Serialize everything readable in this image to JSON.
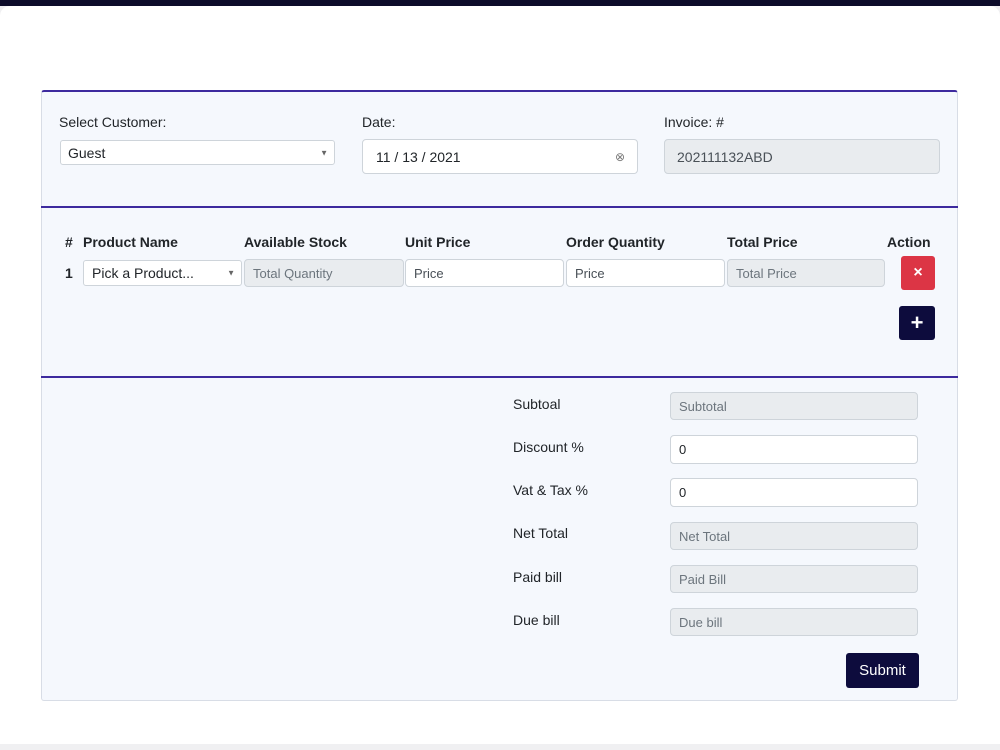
{
  "form": {
    "customer_label": "Select Customer:",
    "customer_value": "Guest",
    "date_label": "Date:",
    "date_value": "11 / 13 / 2021",
    "invoice_label": "Invoice: #",
    "invoice_value": "202111132ABD"
  },
  "table": {
    "headers": [
      "#",
      "Product Name",
      "Available Stock",
      "Unit Price",
      "Order Quantity",
      "Total Price",
      "Action"
    ],
    "rows": [
      {
        "index": "1",
        "product_placeholder": "Pick a Product...",
        "stock_placeholder": "Total Quantity",
        "unit_price_placeholder": "Price",
        "order_qty_placeholder": "Price",
        "total_price_placeholder": "Total Price"
      }
    ]
  },
  "summary": {
    "subtotal_label": "Subtoal",
    "subtotal_placeholder": "Subtotal",
    "discount_label": "Discount %",
    "discount_value": "0",
    "vat_label": "Vat & Tax %",
    "vat_value": "0",
    "net_label": "Net Total",
    "net_placeholder": "Net Total",
    "paid_label": "Paid bill",
    "paid_placeholder": "Paid Bill",
    "due_label": "Due bill",
    "due_placeholder": "Due bill"
  },
  "buttons": {
    "delete_icon": "×",
    "add_icon": "+",
    "submit_label": "Submit"
  },
  "icons": {
    "select_arrow": "▼",
    "clear_date": "⊗"
  },
  "colors": {
    "accent": "#3d2a9e",
    "danger": "#dc3545",
    "primary_dark": "#0d0c3d"
  }
}
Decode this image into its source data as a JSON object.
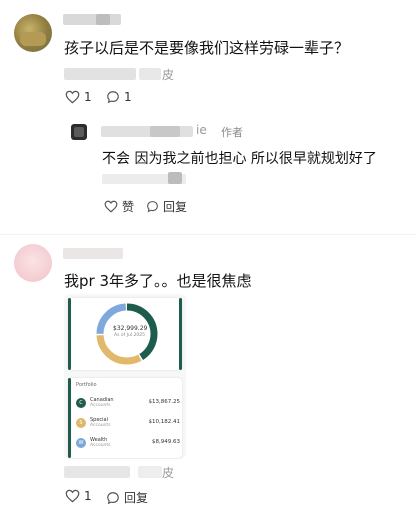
^^^^^^^^
YOUR TASK
Using the entries above, return each line that includes the word "this".

REPLY
Serialize everything readable in this image to JSON.
Decode this image into its source data as a JSON object.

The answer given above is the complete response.